Lines containing the word "JSON" should be extracted in full.

TASK MATERIAL:
........

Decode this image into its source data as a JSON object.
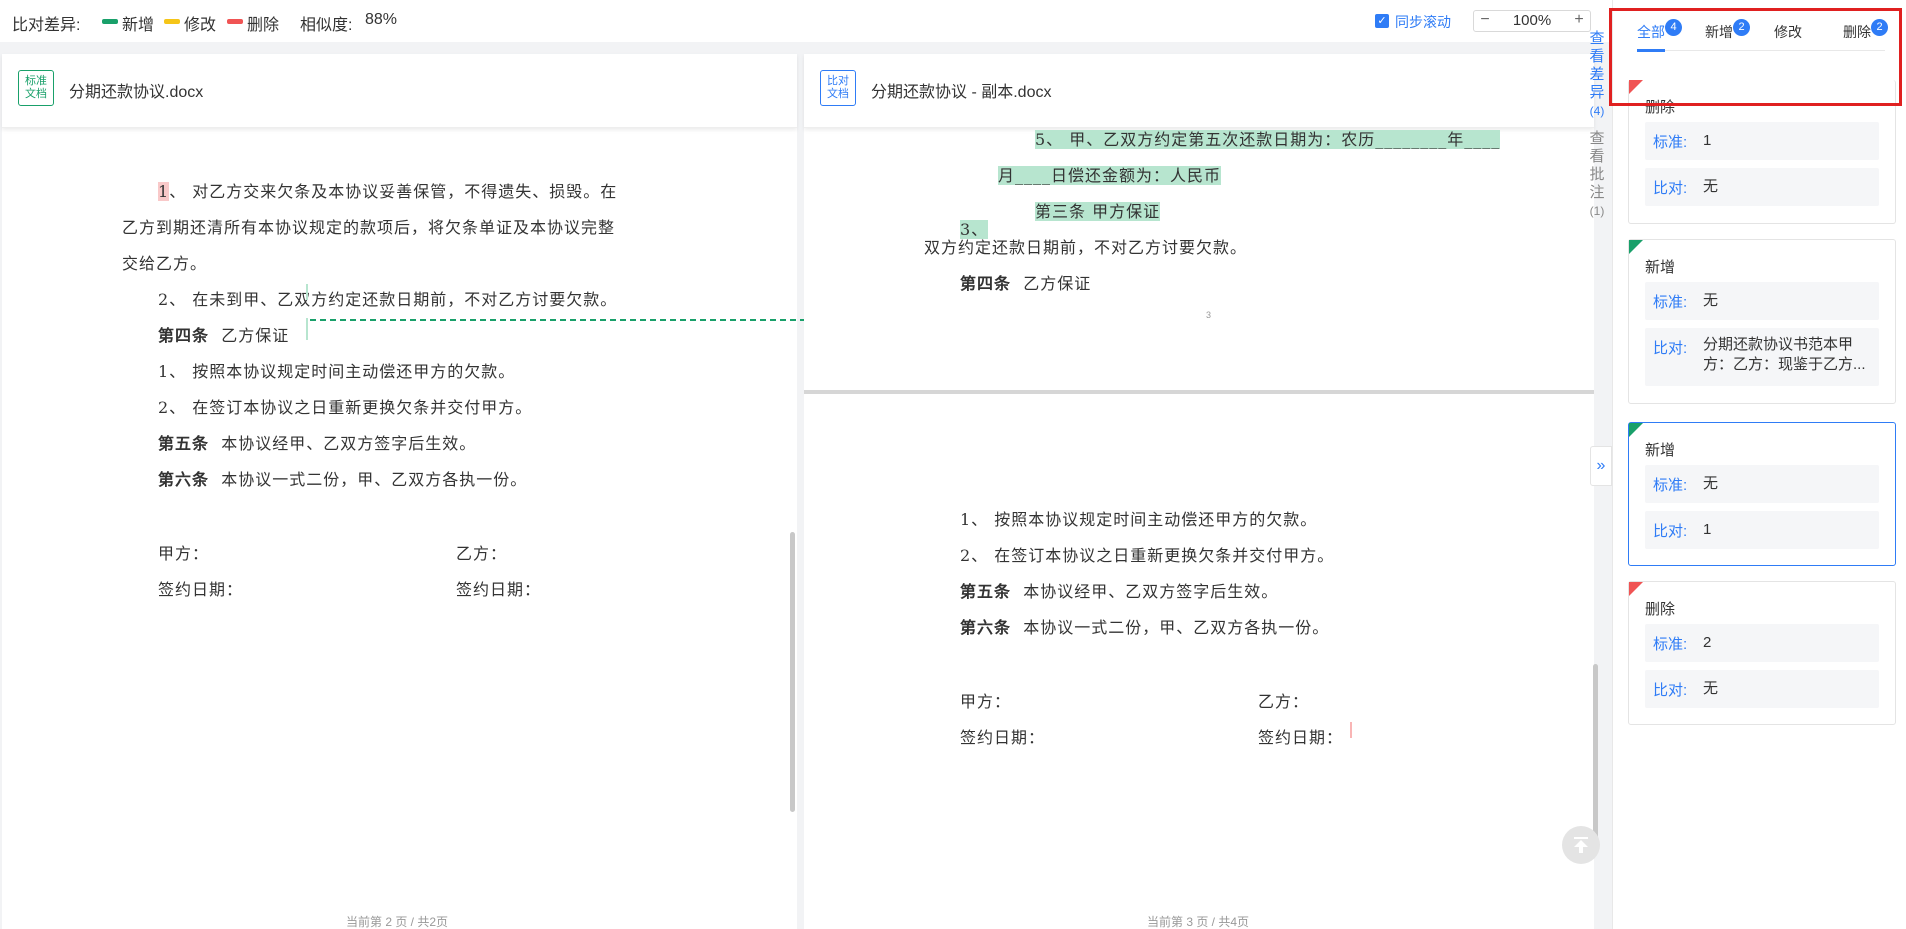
{
  "toolbar": {
    "diff_label": "比对差异:",
    "legend": [
      {
        "label": "新增",
        "color": "#19a06a"
      },
      {
        "label": "修改",
        "color": "#f5c518"
      },
      {
        "label": "删除",
        "color": "#f05454"
      }
    ],
    "similarity_label": "相似度:",
    "similarity_value": "88%",
    "sync_scroll_label": "同步滚动",
    "sync_scroll_checked": true,
    "zoom_minus": "−",
    "zoom_value": "100%",
    "zoom_plus": "+"
  },
  "left_doc": {
    "badge": "标准\n文档",
    "badge_line1": "标准",
    "badge_line2": "文档",
    "title": "分期还款协议.docx",
    "lines": {
      "l1_num": "1",
      "l1_rest": "、 对乙方交来欠条及本协议妥善保管，不得遗失、损毁。在",
      "l2": "乙方到期还清所有本协议规定的款项后，将欠条单证及本协议完整",
      "l3": "交给乙方。",
      "l4": "2、 在未到甲、乙双方约定还款日期前，不对乙方讨要欠款。",
      "l5_bold": "第四条",
      "l5_rest": "乙方保证",
      "l6": "1、 按照本协议规定时间主动偿还甲方的欠款。",
      "l7": "2、 在签订本协议之日重新更换欠条并交付甲方。",
      "l8_bold": "第五条",
      "l8_rest": "本协议经甲、乙双方签字后生效。",
      "l9_bold": "第六条",
      "l9_rest": "本协议一式二份，甲、乙双方各执一份。",
      "party_a": "甲方：",
      "party_b": "乙方：",
      "date_a": "签约日期：",
      "date_b": "签约日期："
    },
    "page_footer": "当前第 2 页 / 共2页"
  },
  "right_doc": {
    "badge_line1": "比对",
    "badge_line2": "文档",
    "title": "分期还款协议 - 副本.docx",
    "lines": {
      "g1": "5、 甲、乙双方约定第五次还款日期为：农历________年____",
      "g2": "月____日偿还金额为：人民币",
      "g3": "第三条  甲方保证",
      "g4": "3、",
      "l5": "双方约定还款日期前，不对乙方讨要欠款。",
      "l6_bold": "第四条",
      "l6_rest": "乙方保证",
      "page_mark": "3",
      "p1": "1、 按照本协议规定时间主动偿还甲方的欠款。",
      "p2": "2、 在签订本协议之日重新更换欠条并交付甲方。",
      "p3_bold": "第五条",
      "p3_rest": "本协议经甲、乙双方签字后生效。",
      "p4_bold": "第六条",
      "p4_rest": "本协议一式二份，甲、乙双方各执一份。",
      "party_a": "甲方：",
      "party_b": "乙方：",
      "date_a": "签约日期：",
      "date_b": "签约日期："
    },
    "page_footer": "当前第 3 页 / 共4页"
  },
  "side_tabs": {
    "view_diff": "查看差异",
    "view_diff_count": "(4)",
    "view_comments": "查看批注",
    "view_comments_count": "(1)",
    "collapse_icon": "double-chevron-right-icon",
    "back_to_top_icon": "arrow-up-icon"
  },
  "diff_panel": {
    "tabs": [
      {
        "label": "全部",
        "count": "4",
        "active": true
      },
      {
        "label": "新增",
        "count": "2",
        "active": false
      },
      {
        "label": "修改",
        "count": "",
        "active": false
      },
      {
        "label": "删除",
        "count": "2",
        "active": false
      }
    ],
    "key_standard": "标准:",
    "key_compare": "比对:",
    "cards": [
      {
        "type": "删除",
        "color": "#f05454",
        "standard": "1",
        "compare": "无"
      },
      {
        "type": "新增",
        "color": "#19a06a",
        "standard": "无",
        "compare": "分期还款协议书范本甲方：乙方：现鉴于乙方..."
      },
      {
        "type": "新增",
        "color": "#19a06a",
        "standard": "无",
        "compare": "1",
        "selected": true
      },
      {
        "type": "删除",
        "color": "#f05454",
        "standard": "2",
        "compare": "无"
      }
    ]
  }
}
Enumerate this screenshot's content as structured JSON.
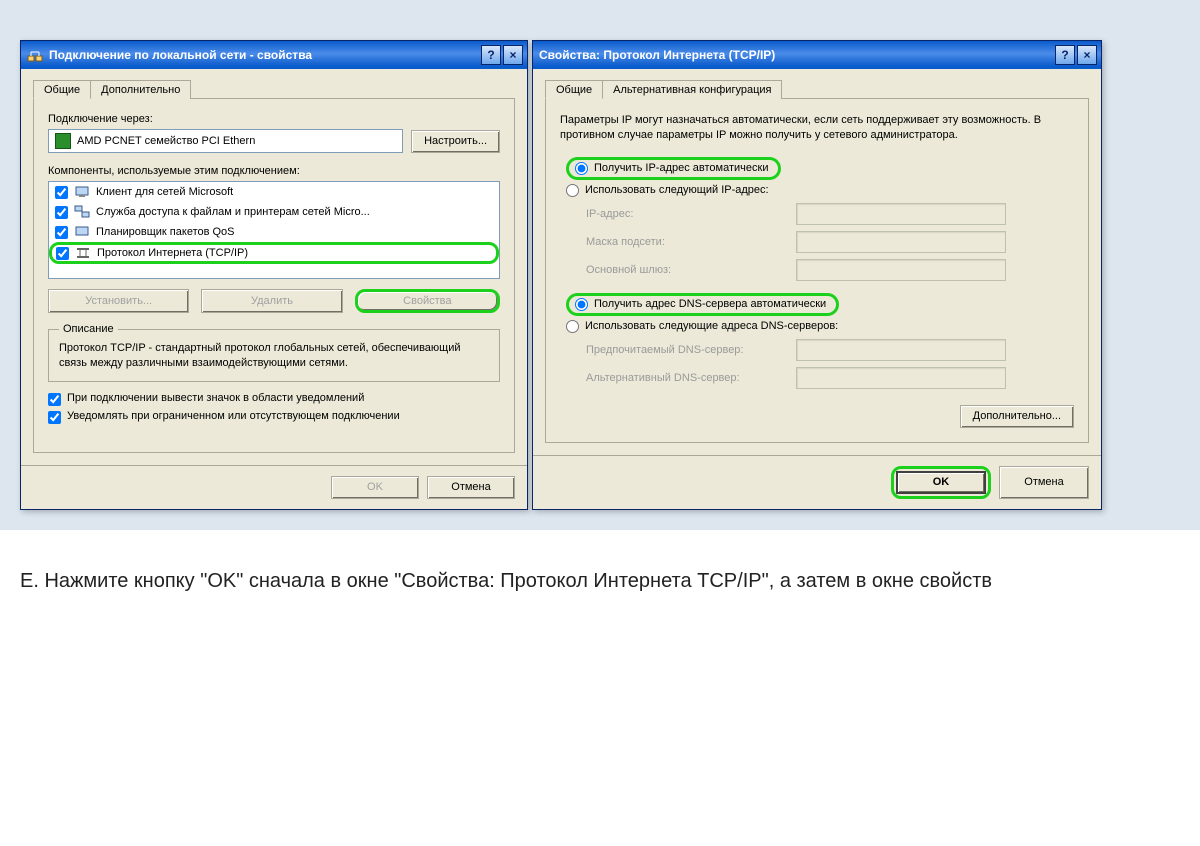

........

THE ANSWER:
Decode this image into its source data as a JSON object.
Enumerate this screenshot's content as structured JSON.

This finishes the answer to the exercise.